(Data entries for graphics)
## START

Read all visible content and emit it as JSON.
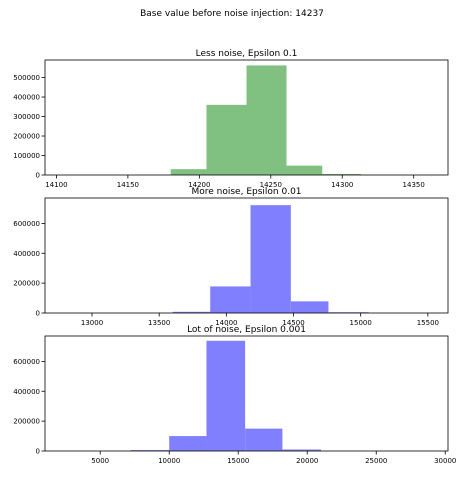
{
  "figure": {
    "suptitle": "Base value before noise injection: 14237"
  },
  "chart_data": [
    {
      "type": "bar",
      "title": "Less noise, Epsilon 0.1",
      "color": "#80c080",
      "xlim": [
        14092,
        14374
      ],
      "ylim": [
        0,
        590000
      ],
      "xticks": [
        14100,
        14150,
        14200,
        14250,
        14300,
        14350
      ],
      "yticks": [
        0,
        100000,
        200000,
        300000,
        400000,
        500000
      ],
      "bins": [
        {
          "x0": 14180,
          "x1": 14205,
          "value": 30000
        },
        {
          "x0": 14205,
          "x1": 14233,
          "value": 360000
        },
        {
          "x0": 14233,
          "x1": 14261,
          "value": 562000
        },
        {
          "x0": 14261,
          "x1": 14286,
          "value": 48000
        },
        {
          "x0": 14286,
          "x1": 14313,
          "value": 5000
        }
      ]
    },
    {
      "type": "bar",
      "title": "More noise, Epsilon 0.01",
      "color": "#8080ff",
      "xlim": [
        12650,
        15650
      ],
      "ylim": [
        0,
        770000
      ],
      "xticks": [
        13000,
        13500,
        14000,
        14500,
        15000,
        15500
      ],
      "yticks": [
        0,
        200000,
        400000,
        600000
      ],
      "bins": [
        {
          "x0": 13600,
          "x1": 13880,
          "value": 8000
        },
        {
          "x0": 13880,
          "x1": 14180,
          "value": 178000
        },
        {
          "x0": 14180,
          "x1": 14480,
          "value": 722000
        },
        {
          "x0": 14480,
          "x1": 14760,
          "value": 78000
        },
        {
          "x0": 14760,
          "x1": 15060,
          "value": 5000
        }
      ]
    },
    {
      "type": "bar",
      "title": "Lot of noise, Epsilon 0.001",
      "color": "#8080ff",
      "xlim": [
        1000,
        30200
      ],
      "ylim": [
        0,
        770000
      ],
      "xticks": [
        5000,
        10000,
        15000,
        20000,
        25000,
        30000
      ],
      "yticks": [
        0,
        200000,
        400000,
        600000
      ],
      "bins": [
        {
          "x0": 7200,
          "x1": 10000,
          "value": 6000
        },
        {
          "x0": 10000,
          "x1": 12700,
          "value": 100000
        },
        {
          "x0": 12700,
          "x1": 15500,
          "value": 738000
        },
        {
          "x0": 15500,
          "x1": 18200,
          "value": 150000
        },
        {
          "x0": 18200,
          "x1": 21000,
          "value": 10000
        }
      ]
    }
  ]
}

## END
## START

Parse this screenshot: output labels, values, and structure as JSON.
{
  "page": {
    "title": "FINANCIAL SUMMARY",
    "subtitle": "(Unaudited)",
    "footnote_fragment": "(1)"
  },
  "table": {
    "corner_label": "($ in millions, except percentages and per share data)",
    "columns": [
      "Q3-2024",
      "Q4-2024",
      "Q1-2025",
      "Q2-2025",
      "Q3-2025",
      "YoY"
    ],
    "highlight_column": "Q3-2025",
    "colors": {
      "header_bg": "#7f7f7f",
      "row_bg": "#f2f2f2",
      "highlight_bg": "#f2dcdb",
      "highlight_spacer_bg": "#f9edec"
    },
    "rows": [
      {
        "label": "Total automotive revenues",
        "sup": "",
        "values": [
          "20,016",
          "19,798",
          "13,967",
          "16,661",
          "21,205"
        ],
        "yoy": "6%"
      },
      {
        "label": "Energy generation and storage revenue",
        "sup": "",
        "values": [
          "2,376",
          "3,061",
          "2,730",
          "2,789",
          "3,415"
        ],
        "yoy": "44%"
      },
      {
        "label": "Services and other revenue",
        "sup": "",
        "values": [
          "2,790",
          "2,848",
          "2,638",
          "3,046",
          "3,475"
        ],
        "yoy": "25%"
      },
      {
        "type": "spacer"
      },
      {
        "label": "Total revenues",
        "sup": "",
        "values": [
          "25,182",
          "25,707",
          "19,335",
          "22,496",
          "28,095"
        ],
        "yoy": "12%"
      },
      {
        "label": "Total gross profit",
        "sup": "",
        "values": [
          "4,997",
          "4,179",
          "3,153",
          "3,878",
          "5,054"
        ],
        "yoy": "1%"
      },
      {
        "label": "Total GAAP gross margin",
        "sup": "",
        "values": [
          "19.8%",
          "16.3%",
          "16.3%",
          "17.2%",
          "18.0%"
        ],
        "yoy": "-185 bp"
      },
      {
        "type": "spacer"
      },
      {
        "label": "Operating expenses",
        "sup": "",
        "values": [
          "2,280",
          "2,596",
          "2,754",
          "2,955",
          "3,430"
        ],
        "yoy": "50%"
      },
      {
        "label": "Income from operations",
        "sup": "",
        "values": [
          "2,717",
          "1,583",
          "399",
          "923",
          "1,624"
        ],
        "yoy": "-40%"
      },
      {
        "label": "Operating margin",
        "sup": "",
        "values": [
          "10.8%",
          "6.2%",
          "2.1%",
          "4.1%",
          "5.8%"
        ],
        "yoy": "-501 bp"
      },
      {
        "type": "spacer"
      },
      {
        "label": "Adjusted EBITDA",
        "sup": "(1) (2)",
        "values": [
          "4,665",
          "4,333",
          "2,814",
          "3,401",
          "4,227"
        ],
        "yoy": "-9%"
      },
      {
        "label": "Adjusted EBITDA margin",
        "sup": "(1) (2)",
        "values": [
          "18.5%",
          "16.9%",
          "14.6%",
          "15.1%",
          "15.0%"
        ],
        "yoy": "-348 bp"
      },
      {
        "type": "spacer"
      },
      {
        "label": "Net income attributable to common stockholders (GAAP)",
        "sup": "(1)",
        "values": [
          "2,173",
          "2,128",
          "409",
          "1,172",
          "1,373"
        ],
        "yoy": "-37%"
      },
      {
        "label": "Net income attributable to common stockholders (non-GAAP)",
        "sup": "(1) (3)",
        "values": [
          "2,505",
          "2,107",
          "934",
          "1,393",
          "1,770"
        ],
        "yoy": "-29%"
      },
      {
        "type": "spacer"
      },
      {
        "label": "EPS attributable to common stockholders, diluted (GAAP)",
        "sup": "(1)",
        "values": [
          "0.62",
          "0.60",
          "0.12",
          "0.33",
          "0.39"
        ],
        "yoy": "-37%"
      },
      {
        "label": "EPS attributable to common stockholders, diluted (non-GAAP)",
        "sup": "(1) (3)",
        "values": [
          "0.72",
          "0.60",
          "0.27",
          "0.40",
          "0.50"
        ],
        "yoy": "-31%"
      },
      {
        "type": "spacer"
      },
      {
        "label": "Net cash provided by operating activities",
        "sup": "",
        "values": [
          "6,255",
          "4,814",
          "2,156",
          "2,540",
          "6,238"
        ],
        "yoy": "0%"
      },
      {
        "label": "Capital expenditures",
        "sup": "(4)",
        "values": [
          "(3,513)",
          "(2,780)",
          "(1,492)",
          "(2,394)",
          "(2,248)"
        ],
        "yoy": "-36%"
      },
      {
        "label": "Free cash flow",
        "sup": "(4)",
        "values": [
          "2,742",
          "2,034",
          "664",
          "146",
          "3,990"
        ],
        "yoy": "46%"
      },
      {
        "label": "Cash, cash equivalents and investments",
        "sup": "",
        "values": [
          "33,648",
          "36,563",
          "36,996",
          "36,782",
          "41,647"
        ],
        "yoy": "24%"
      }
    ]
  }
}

## END

- _Directions_
Across the records above, count the lines holding "gross" and reply with that number alone.

- _Written solution_
2